[Start Information supplied]

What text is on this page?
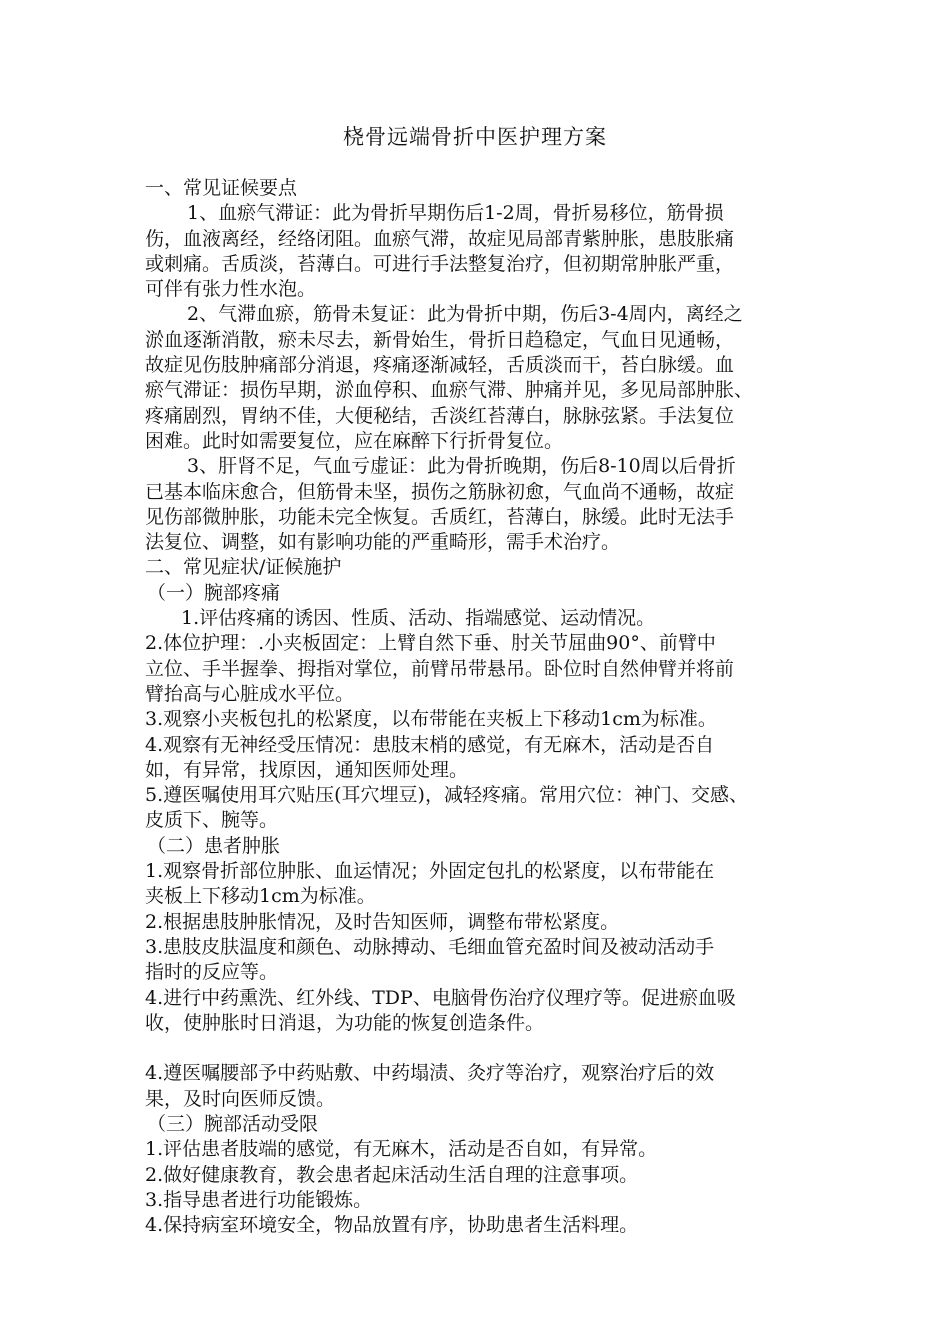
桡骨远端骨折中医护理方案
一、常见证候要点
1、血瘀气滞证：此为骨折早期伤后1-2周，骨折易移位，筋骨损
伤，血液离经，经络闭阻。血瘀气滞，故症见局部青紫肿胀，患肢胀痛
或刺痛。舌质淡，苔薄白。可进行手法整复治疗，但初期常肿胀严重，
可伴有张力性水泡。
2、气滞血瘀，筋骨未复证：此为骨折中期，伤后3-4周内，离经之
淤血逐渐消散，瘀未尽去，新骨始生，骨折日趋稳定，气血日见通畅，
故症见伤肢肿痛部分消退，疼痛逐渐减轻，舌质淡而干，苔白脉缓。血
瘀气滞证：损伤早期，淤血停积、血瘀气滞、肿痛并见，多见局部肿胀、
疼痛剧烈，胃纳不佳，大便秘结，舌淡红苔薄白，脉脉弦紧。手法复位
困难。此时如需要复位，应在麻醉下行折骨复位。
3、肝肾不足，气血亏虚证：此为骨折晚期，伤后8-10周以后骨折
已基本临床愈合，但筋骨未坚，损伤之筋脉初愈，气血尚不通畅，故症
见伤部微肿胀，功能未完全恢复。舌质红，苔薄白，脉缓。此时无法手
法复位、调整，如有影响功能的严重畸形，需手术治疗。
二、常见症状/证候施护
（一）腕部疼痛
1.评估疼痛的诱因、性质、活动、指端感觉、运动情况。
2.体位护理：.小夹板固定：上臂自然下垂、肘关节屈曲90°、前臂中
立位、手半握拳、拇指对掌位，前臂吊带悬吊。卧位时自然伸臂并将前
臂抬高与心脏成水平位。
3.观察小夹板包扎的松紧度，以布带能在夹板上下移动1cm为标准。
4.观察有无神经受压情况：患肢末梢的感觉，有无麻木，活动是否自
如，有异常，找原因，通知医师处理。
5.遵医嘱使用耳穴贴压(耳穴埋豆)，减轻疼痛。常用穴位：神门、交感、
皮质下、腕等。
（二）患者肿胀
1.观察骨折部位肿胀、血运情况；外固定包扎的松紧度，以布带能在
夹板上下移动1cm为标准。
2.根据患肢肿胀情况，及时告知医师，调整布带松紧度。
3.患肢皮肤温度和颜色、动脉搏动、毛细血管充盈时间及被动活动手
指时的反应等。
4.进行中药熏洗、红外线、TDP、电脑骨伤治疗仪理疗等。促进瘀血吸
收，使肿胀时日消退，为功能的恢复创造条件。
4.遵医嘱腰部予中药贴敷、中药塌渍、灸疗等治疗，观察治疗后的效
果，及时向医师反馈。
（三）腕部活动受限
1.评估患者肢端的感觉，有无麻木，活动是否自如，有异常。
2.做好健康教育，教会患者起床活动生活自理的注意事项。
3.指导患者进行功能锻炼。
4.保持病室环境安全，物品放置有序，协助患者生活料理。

[End Information supplied]

What the task asks> Using the listing above, list every line in which the string "有无麻木" occurs.

Reply to the task>
4.观察有无神经受压情况：患肢末梢的感觉，有无麻木，活动是否自
1.评估患者肢端的感觉，有无麻木，活动是否自如，有异常。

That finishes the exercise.